_INSTRUCTION_
Scan the lines below for the string "Enter" and copy every one that has it.

[Dataset records]
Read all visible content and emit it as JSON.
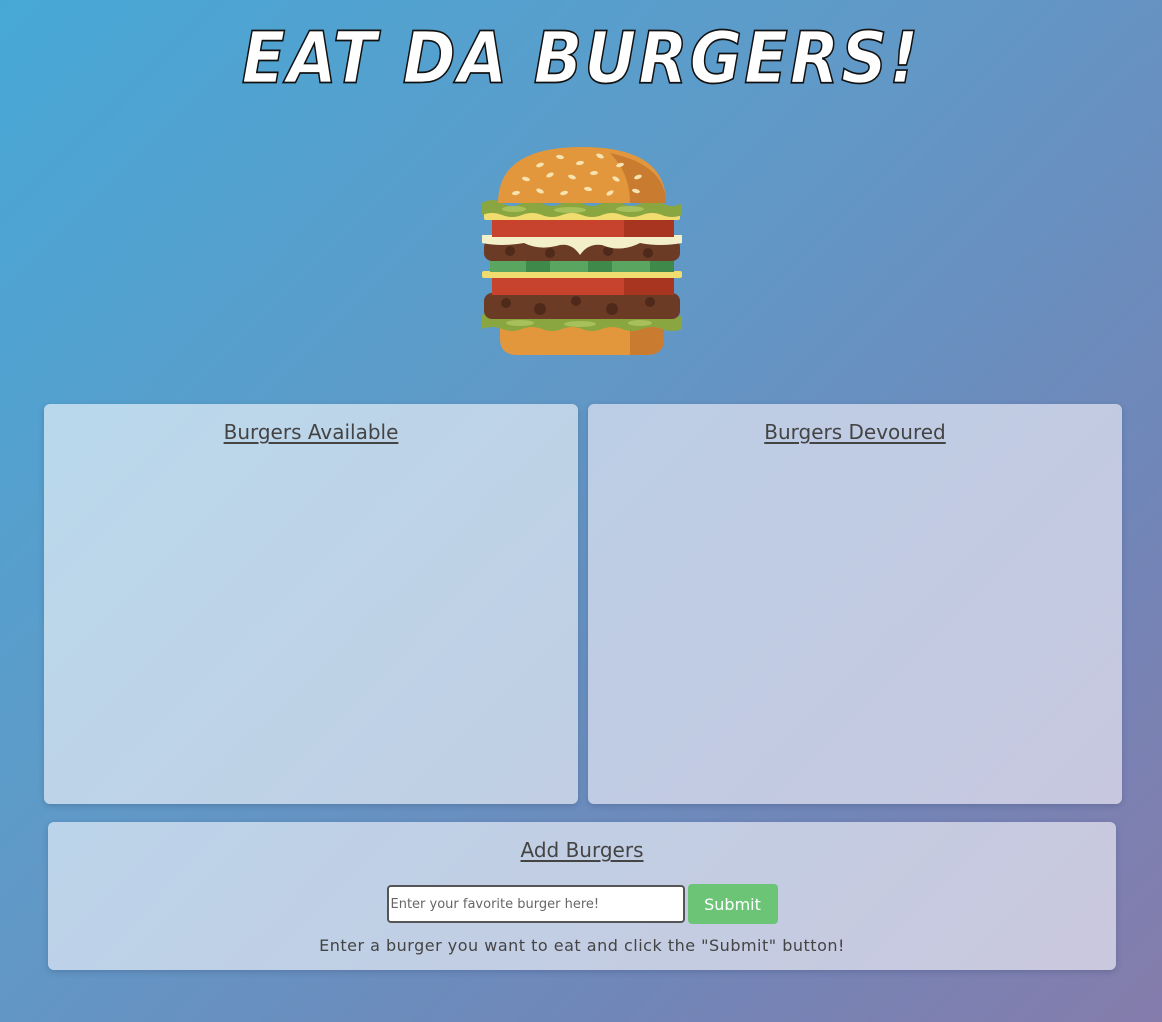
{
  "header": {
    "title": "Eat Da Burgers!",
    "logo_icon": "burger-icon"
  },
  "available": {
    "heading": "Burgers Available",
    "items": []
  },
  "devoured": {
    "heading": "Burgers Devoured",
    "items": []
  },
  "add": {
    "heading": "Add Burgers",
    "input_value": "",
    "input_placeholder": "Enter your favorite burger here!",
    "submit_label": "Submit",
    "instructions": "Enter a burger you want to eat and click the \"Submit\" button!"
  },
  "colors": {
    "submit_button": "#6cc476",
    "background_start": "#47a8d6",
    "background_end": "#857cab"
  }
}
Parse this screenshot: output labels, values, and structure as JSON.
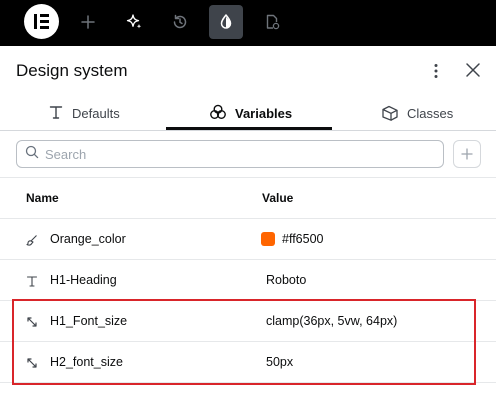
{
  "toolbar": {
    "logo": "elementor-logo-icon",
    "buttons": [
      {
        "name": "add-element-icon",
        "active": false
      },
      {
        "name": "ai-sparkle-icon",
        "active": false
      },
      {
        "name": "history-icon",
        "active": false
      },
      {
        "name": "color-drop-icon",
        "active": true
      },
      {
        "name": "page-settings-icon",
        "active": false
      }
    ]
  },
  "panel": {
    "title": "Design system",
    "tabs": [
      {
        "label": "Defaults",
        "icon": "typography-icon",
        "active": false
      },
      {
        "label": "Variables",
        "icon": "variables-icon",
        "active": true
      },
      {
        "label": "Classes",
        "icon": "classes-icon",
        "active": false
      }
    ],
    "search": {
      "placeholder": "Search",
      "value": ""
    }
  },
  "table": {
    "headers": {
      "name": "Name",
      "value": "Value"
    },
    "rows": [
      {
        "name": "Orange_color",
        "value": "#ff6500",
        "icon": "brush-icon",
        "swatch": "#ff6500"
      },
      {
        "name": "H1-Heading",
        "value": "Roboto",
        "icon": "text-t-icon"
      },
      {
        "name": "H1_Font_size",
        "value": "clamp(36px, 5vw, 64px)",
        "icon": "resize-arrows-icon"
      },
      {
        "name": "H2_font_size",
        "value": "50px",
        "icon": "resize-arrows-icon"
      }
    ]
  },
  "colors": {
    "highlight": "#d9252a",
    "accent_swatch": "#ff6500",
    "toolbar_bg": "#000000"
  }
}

==

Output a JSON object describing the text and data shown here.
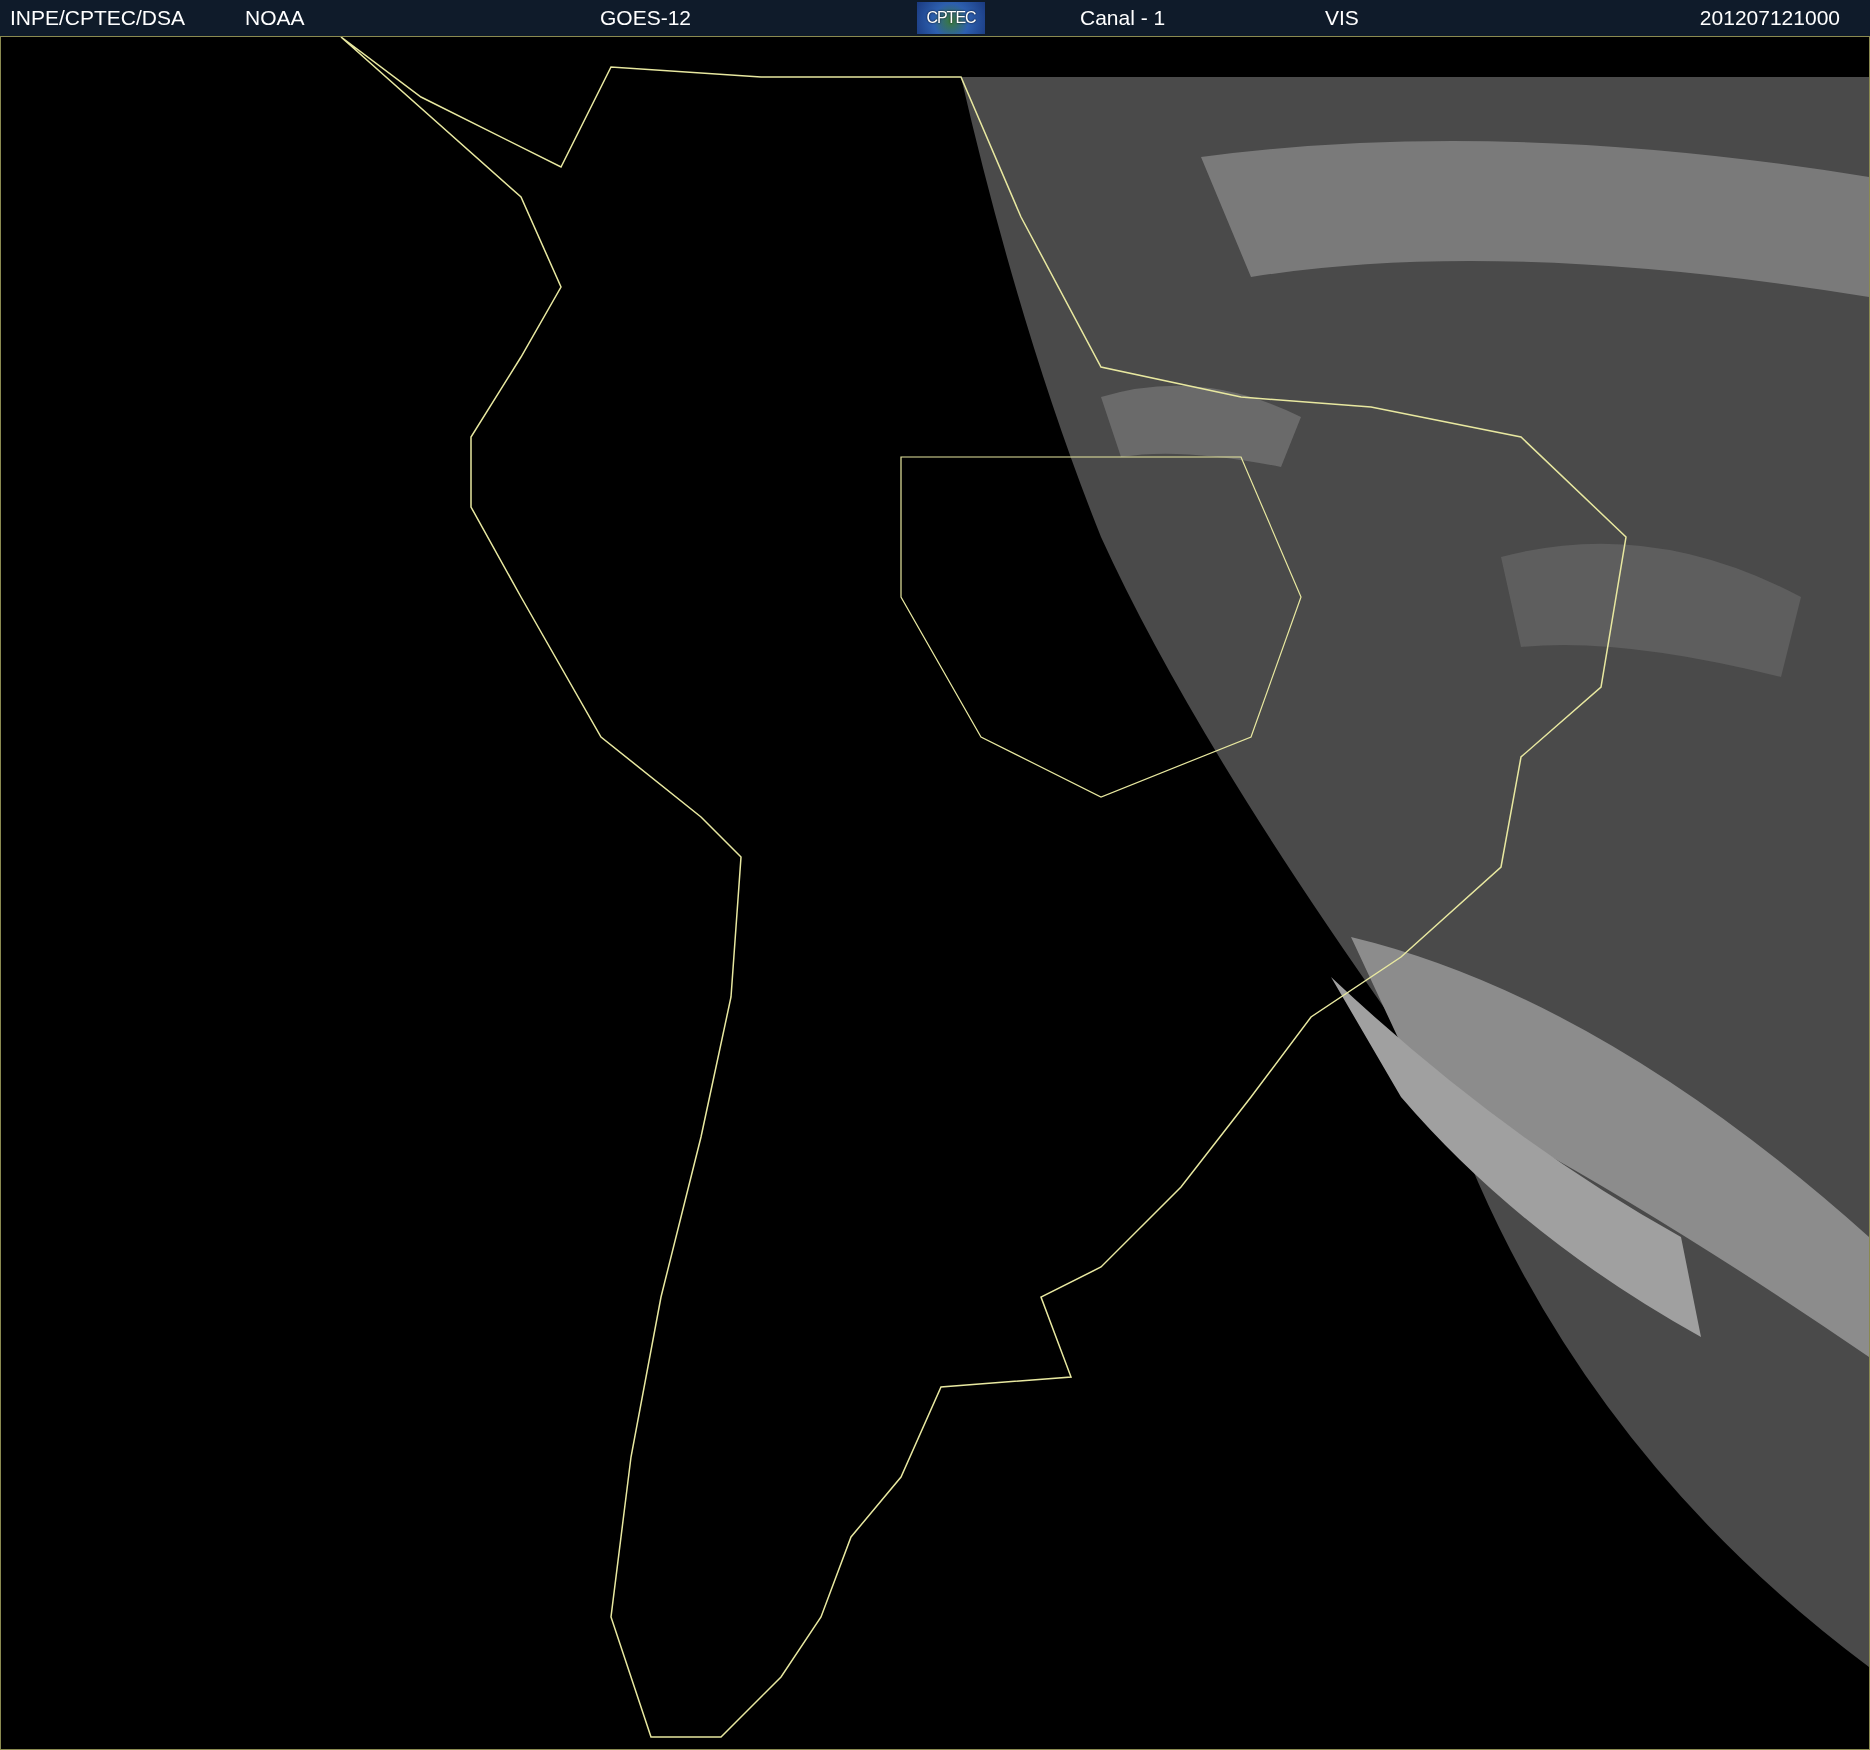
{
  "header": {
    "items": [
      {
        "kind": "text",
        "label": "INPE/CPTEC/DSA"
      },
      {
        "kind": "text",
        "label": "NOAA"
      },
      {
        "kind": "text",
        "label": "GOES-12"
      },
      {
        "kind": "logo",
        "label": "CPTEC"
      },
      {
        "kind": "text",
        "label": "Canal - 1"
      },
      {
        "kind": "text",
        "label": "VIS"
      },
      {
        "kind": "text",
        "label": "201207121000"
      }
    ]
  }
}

_EXERCISE RESULT_
    "input_placeholder": "Enter your favorite burger here!",
    "instructions": "Enter a burger you want to eat and click the \"Submit\" button!"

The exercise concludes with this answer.